### SELECTION ###

You're on the right track with each screen having a collection of components. In fact, there's a class just for that:

GameComponentCollection

Each screen can implement their own list the same as Game does. The screens shouldn't need to manipulate very much in other screens or the base game - they should be relatively confined. Things like Units, Map, Player, Lights, Cameras, Physics, Timers - they all go in the screen component collection.

Stuff in the Game.Components list are usually global functionality - ScreenManager, Input, Settings - things that get read from but not manipulated.

Wall of psuedo-ish code. I stripped down the AppHub example - figured it would be easier to add things in as I need functionality rather than start with a giant codebase - easier to learn that way for me.

class MyGame : Microsoft.Xna.Framework.Game
{
    GameScreenManager _gameScreens;

    // I make this static, seems easier?  Mine doesn't do much 
    // other than provide some helpers and shortcuts
    static InputManager _input;     
    public static InputManager Input { get { return _input } }

    public void MyGame()
    {
        // ... graphics initialization ...
        _gamescreens = new GameScreenManager();
        _gameScreens.Push(new MenuScreen(_gameScreens, _graphicsDevice));
    }
}

class GameScreenManager : Microsoft.Xna.Framework.DrawableGameComponent
{
    LinkedList<GameScreen> _screens;  // Not a 'stack', but we can use it as such

    public void Push(GameScreen screen)
    {
        _screens.AddFirst(screen);
    }

    public void Pop(GameScreen screen)
    {
        _screens.RemoveFirst(screen);
    }

    // ... Update is the same as draw... just updating() ...

    /// <summary>
    /// Draw the stack of game states
    /// </summary>
    public override void Draw(GameTime time)
    {
        // Here we just draw the top node, then recursively step down while
        // the screen is not BlockDraw.  This lets a screen hide or partially
        // let anything below it display (ie, a PauseScreen only partially
        // hides the GamePlayScreen
        _Draw(_screens.First, time);
    }

    /// <summary>
    /// Recursively draw the game state stack
    /// </summary>
    private void _Draw(LinkedListNode<Screen> node, GameTime time)

### INFORMATION PROVIDED ###

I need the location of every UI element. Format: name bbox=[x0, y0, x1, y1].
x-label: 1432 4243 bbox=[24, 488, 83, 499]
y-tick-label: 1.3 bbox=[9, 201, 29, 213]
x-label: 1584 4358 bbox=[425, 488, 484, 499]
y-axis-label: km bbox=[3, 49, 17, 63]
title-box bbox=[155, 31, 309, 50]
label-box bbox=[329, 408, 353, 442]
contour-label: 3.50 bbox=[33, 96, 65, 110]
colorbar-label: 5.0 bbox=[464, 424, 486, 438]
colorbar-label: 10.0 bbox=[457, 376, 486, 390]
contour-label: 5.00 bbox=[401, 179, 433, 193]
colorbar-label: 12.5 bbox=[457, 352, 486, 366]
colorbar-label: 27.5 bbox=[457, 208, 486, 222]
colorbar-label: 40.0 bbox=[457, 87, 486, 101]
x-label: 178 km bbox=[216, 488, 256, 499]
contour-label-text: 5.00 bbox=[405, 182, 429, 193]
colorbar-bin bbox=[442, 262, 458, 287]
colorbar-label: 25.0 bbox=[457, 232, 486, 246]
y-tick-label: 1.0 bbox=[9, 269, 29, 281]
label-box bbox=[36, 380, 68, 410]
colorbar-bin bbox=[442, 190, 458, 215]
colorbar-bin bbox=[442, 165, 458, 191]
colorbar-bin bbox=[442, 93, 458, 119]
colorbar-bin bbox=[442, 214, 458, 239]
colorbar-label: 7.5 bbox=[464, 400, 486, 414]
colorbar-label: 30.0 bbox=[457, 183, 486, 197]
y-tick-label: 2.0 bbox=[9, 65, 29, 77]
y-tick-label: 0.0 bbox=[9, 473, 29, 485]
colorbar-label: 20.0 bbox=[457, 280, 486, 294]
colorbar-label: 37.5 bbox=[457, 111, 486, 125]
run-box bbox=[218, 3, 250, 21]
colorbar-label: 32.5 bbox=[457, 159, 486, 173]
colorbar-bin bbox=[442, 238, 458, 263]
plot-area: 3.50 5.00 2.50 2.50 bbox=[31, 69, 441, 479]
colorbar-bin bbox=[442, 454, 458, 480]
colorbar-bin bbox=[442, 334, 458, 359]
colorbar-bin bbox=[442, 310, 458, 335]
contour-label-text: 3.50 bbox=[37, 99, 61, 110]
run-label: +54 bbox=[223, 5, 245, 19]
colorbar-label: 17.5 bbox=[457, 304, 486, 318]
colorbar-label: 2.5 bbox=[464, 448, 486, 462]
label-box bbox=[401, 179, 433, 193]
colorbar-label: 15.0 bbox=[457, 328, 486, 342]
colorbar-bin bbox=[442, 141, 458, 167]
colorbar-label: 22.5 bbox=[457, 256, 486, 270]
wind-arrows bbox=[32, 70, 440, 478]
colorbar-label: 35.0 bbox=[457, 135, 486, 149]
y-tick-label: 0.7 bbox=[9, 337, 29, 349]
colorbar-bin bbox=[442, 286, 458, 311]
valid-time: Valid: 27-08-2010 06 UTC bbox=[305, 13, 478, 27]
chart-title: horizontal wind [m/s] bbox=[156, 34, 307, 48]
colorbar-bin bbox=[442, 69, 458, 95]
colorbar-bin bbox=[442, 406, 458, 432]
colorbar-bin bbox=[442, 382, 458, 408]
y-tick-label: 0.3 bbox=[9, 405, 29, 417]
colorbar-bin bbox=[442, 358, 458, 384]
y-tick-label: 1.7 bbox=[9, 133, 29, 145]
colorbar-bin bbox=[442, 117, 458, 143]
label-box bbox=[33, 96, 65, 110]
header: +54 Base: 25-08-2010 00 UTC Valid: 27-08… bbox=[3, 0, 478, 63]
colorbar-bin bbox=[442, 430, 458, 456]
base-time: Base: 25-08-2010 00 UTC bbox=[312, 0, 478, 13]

###

* [WRITTEN EXERCISE 1]:
In the forum answer about game screens, which class is named as existing specifically for giving each screen its own collection of components?
* [WRITTEN EXERCISE 2]:
Output the part of the forum answer about game screens starting with "You're on the" and going on through "screen component collection.", copied word for word.

* [EXPECTED OUTPUT 1]:
GameComponentCollection

* [EXPECTED OUTPUT 2]:
You're on the right track with each screen having a collection of components. In fact, there's a class just for that:

GameComponentCollection

Each screen can implement their own list the same as Game does. The screens shouldn't need to manipulate very much in other screens or the base game - they should be relatively confined. Things like Units, Map, Player, Lights, Cameras, Physics, Timers - they all go in the screen component collection.